▶ **AIM OF THE EXERCISE**:
Track down the lines that contain "document" and copy them.
=-=-=
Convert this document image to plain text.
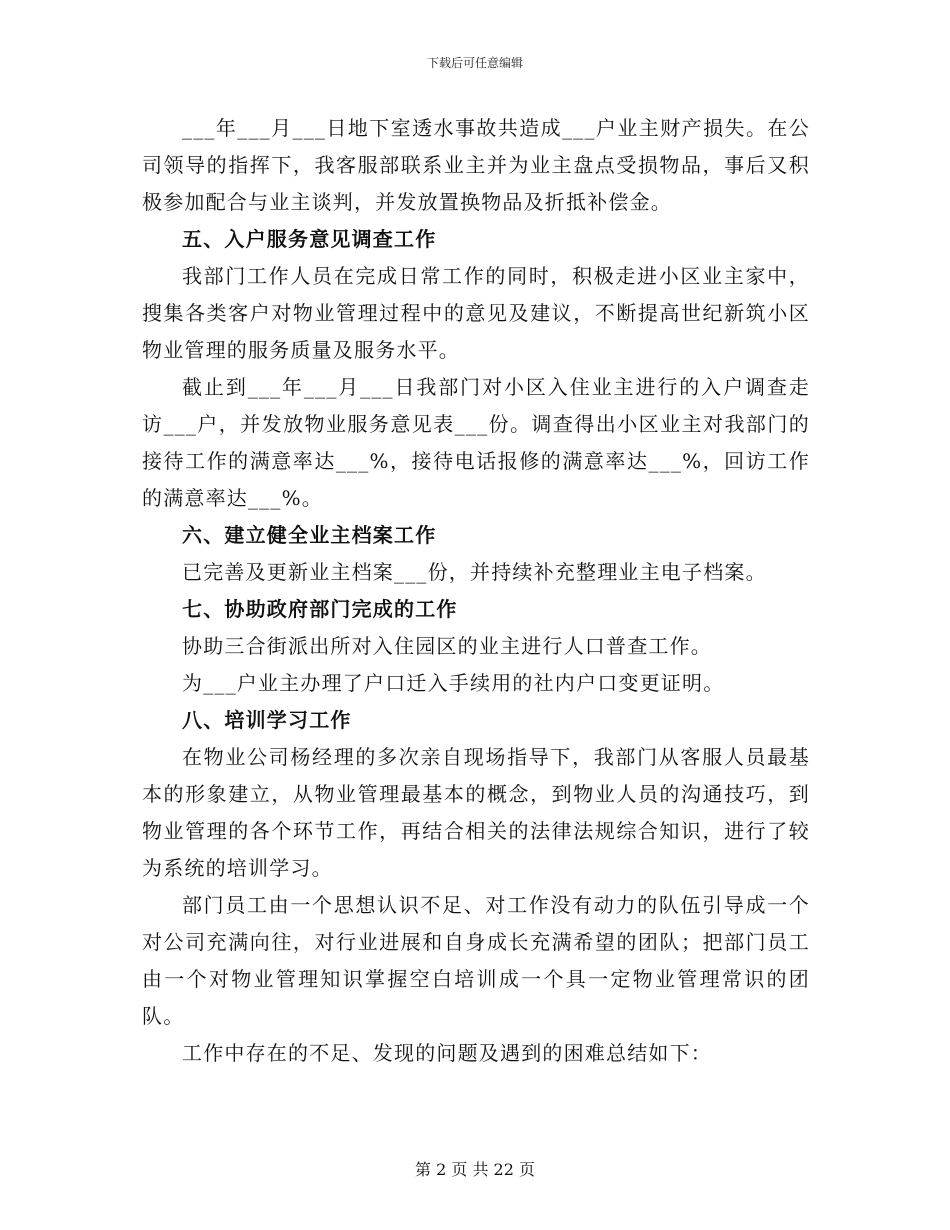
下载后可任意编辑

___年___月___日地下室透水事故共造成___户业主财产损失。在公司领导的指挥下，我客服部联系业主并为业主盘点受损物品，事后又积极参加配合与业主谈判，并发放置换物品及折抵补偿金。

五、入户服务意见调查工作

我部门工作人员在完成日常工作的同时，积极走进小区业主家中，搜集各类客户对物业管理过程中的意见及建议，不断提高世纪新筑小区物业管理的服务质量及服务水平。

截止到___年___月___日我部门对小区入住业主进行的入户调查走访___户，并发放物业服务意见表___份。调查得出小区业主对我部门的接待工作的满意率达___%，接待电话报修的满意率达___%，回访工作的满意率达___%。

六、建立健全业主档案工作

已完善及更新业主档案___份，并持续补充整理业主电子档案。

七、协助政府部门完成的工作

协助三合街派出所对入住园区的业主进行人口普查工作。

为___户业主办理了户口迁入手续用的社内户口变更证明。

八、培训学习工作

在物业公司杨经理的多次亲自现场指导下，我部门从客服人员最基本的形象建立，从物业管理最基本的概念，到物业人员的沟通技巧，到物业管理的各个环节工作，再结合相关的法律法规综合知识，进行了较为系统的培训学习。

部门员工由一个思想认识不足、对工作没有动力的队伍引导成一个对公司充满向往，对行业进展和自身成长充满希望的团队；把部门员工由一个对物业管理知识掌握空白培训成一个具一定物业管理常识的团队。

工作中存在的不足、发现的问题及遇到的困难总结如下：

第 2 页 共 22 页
=-=-=
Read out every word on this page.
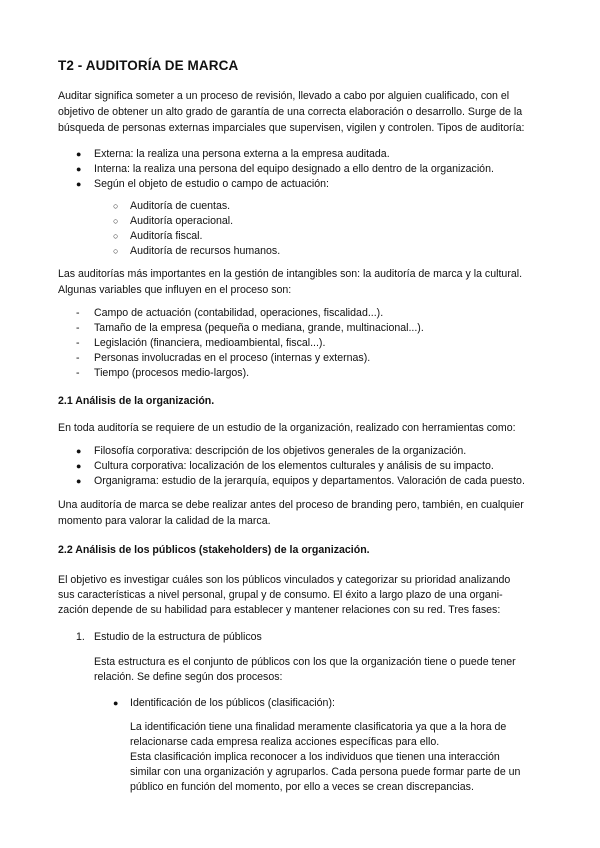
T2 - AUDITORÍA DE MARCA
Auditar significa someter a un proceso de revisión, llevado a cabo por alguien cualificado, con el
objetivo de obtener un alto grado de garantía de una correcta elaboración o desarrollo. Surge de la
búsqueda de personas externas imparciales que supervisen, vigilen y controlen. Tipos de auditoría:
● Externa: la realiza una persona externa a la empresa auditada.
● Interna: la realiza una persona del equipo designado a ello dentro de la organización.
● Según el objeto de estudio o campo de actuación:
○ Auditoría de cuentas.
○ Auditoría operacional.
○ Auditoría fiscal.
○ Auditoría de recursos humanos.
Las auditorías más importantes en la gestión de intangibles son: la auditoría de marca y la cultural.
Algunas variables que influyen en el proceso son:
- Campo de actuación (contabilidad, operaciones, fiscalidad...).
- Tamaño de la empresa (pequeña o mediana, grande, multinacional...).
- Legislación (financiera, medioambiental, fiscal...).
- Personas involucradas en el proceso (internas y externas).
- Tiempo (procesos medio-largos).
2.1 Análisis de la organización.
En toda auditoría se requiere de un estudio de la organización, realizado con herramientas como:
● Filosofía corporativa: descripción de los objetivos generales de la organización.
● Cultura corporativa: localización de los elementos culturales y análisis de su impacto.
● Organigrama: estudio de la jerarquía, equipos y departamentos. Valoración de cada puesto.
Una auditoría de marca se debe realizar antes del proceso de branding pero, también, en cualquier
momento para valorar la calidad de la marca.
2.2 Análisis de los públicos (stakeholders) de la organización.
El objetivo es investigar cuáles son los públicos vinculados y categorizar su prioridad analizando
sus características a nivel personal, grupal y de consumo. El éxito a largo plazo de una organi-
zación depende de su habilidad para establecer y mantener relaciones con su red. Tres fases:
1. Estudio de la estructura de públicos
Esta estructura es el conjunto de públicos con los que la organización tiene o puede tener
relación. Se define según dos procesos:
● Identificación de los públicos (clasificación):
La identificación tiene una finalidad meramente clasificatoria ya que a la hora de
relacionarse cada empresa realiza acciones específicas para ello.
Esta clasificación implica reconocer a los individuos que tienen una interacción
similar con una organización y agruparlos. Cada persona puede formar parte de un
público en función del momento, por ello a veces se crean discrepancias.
=-=-=
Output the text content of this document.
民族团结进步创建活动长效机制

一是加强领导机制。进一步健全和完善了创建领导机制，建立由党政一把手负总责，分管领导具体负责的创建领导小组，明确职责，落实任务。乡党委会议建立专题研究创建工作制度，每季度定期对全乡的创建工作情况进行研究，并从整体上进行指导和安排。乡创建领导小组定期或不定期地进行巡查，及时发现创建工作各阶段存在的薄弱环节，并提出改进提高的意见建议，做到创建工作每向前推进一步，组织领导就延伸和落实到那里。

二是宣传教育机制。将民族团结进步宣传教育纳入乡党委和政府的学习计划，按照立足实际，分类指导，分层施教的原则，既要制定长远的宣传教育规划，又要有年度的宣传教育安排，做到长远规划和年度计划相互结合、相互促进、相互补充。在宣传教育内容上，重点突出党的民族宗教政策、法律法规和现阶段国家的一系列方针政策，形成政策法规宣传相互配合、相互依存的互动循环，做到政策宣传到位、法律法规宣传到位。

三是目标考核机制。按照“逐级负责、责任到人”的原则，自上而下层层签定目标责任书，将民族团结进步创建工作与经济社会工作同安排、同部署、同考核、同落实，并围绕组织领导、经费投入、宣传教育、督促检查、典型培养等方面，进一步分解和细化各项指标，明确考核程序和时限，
=-=-=
▶ **CORRECT ANSWER**:
Convert this document image to plain text.
Output the text content of this document.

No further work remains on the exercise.